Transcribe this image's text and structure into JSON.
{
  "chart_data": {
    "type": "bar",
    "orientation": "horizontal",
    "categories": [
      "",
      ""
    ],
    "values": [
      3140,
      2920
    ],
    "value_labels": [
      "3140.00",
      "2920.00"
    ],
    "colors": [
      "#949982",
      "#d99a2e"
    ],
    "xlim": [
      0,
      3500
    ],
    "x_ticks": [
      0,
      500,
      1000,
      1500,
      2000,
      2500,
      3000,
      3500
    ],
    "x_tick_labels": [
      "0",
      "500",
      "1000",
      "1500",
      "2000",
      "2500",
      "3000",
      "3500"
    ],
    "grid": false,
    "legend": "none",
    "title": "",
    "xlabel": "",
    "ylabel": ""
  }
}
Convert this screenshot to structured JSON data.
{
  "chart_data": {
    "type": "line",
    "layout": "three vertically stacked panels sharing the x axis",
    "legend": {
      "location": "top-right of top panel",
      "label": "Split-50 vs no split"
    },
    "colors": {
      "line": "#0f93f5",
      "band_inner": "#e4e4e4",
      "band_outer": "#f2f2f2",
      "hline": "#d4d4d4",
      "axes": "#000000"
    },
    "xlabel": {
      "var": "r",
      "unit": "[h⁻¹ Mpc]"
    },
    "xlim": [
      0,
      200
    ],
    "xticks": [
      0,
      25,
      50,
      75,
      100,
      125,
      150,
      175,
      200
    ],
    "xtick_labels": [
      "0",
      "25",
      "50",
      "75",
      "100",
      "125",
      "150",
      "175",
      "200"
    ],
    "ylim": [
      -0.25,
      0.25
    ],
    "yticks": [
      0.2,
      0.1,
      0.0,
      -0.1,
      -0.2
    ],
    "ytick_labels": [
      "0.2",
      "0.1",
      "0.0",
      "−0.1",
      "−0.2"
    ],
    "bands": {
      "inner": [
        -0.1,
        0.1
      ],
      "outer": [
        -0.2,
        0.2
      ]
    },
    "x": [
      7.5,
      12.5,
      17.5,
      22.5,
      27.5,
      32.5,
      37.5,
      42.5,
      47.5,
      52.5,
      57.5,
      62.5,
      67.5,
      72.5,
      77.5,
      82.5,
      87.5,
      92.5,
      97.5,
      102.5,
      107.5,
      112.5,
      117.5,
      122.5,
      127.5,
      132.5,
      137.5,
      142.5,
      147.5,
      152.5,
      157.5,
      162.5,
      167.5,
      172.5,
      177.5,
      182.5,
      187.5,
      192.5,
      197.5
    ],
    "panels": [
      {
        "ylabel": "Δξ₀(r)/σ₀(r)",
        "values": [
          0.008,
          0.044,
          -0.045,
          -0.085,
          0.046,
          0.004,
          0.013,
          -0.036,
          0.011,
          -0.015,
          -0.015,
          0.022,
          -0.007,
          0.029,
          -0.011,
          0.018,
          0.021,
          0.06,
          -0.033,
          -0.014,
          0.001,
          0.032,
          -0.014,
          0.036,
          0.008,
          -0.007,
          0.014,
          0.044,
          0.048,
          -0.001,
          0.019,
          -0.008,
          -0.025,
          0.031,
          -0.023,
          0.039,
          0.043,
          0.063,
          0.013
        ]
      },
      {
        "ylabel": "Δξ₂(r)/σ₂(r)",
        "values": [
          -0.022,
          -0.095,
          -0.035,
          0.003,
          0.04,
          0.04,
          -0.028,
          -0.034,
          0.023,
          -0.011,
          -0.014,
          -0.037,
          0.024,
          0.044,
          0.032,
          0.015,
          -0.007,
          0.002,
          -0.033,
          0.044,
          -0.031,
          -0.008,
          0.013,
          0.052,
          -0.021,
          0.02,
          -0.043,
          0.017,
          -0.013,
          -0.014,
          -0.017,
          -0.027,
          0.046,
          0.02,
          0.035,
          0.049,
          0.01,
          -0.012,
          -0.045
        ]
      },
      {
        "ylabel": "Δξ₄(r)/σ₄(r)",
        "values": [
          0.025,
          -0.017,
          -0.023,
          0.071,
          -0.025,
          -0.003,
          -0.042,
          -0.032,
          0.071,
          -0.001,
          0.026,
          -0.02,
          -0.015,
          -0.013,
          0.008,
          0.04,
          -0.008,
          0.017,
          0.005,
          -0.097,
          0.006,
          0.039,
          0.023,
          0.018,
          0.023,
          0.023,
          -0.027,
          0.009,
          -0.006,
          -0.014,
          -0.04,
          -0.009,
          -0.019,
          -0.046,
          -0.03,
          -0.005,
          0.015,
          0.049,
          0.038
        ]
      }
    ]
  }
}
________
→ **JOB**: Above are the records; copy every line in them that holds the word "this".

→ **REPLY TO THE EXERCISE**:
Transcribe this image's text and structure into JSON.
Convert this screenshot to structured JSON data.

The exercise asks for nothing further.